▶ **Aim of the task**: The required output consists solely of the lines from the line containing "What text is on this page?" through the end of the records, copied exactly.

▶ **Data provided**:
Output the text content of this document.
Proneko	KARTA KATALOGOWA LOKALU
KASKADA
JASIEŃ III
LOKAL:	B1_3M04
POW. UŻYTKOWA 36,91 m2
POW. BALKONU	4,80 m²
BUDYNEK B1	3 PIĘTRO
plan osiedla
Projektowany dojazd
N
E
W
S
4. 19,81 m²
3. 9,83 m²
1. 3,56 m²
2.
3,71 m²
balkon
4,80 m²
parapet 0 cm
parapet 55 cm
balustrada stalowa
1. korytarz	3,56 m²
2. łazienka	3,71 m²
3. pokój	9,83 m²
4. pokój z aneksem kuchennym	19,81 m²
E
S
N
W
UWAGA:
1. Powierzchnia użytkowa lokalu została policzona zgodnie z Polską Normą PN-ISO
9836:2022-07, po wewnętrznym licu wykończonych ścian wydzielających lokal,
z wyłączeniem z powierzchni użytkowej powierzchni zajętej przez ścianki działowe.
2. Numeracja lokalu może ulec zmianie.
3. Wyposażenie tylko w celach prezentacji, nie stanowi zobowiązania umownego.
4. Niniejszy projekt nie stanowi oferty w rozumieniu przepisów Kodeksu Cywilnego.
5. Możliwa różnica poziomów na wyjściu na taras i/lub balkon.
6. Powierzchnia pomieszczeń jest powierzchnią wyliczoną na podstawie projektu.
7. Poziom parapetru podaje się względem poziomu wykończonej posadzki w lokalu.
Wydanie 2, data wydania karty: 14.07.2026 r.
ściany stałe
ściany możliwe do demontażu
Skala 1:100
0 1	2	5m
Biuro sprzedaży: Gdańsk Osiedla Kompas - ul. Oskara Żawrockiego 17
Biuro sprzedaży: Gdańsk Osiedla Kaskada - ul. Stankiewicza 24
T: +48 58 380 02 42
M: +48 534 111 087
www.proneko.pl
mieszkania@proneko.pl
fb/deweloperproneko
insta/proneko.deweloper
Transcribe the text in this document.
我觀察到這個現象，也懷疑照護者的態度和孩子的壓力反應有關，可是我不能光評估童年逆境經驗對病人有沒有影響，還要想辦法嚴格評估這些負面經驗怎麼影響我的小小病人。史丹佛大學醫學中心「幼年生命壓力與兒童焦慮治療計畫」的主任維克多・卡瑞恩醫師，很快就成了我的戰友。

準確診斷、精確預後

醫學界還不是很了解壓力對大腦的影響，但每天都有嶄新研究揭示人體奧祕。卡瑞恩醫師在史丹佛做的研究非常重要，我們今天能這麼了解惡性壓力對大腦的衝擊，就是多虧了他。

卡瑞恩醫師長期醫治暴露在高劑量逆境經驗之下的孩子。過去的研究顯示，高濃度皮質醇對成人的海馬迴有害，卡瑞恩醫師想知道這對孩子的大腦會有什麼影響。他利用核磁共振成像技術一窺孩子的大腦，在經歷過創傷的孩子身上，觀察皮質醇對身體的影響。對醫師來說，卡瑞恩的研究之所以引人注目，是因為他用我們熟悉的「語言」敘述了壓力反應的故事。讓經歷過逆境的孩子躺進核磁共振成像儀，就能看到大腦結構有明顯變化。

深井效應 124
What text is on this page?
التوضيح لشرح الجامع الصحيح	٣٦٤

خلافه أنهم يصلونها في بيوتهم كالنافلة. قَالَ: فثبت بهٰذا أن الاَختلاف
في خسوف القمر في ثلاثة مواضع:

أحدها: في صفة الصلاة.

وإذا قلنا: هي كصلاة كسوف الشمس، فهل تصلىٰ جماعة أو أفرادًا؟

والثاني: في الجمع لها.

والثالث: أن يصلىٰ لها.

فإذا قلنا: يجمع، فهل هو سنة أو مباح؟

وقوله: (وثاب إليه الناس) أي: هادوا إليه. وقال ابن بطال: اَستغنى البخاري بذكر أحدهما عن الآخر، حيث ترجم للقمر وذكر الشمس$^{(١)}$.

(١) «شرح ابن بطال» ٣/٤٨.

▶ **Exercise response**:
What text is on this page?
التوضيح لشرح الجامع الصحيح	٣٦٤

خلافه أنهم يصلونها في بيوتهم كالنافلة. قَالَ: فثبت بهٰذا أن الاَختلاف
في خسوف القمر في ثلاثة مواضع:

أحدها: في صفة الصلاة.

وإذا قلنا: هي كصلاة كسوف الشمس، فهل تصلىٰ جماعة أو أفرادًا؟

والثاني: في الجمع لها.

والثالث: أن يصلىٰ لها.

فإذا قلنا: يجمع، فهل هو سنة أو مباح؟

وقوله: (وثاب إليه الناس) أي: هادوا إليه. وقال ابن بطال: اَستغنى البخاري بذكر أحدهما عن الآخر، حيث ترجم للقمر وذكر الشمس$^{(١)}$.

(١) «شرح ابن بطال» ٣/٤٨.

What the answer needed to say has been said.